TASK DESCRIPTION
Which lines hold the word "meat"? Copy each of them.
+===+
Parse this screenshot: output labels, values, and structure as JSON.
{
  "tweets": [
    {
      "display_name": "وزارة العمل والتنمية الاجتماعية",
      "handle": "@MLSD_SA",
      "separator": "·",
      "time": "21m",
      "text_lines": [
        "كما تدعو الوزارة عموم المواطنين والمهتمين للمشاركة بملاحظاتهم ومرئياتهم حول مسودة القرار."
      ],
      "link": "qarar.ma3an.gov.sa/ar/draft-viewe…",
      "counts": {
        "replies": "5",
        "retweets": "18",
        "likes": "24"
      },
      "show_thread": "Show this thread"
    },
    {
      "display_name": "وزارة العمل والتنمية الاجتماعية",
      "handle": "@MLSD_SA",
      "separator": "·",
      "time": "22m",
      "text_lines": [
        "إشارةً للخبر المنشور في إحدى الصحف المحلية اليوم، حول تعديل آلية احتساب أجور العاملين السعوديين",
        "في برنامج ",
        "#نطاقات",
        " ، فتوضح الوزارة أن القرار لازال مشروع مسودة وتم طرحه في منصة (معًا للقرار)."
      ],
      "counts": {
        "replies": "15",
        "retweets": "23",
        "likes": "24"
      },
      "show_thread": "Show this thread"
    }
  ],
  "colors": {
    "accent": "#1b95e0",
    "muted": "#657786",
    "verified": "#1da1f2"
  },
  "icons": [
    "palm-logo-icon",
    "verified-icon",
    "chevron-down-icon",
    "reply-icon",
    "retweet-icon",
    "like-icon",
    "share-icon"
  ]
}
+===+
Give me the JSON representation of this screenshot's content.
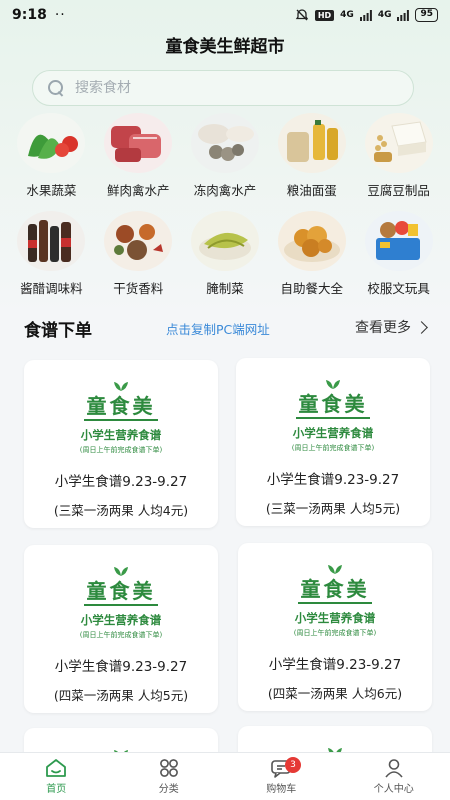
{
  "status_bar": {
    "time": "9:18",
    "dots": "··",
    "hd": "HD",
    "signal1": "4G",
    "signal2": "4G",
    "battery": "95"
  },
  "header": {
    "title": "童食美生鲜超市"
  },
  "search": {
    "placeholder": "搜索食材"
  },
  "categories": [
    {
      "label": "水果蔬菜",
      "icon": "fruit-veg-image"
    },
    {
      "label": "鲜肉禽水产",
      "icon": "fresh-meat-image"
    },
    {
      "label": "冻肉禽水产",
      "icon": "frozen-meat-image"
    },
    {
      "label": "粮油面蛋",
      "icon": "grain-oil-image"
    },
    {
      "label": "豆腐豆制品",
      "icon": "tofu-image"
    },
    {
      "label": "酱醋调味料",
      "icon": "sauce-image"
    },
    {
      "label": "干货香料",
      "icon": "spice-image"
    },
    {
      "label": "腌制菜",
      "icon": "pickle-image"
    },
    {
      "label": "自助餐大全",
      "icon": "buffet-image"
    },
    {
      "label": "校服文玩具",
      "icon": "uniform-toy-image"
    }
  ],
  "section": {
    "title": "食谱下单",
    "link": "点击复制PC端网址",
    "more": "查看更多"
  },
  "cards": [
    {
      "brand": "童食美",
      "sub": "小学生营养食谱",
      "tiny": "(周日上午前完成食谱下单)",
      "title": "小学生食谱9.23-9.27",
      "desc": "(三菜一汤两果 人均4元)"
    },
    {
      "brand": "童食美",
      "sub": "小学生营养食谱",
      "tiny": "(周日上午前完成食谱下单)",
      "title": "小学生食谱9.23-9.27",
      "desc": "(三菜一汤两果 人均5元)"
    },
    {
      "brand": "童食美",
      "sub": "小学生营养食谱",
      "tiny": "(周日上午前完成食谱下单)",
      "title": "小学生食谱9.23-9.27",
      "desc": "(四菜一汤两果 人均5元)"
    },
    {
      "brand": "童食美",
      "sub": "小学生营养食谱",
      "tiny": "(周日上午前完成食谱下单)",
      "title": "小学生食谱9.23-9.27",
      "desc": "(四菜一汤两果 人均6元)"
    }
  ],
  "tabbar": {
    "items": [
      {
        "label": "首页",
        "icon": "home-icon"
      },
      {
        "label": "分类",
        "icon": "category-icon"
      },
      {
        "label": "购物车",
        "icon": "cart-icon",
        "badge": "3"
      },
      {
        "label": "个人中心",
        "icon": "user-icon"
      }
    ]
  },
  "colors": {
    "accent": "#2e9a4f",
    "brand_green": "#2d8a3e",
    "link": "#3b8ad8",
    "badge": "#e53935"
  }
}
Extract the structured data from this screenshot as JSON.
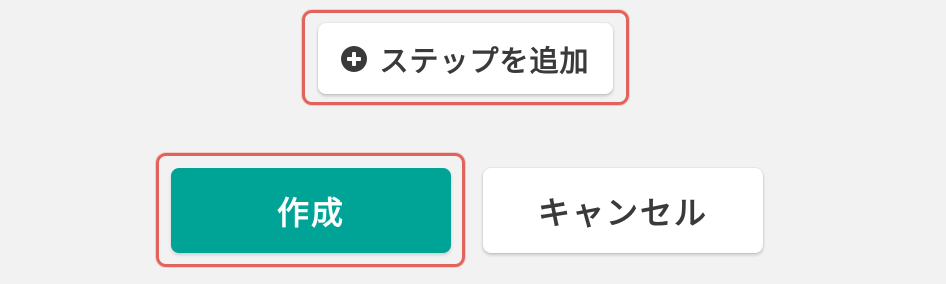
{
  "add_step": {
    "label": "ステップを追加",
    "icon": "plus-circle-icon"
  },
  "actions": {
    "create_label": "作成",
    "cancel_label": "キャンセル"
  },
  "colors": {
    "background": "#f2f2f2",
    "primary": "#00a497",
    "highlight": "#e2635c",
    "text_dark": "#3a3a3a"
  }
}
+===+
EXERCISE SOLUTION
      "icon": "fresh-meat-image"
      "icon": "frozen-meat-image"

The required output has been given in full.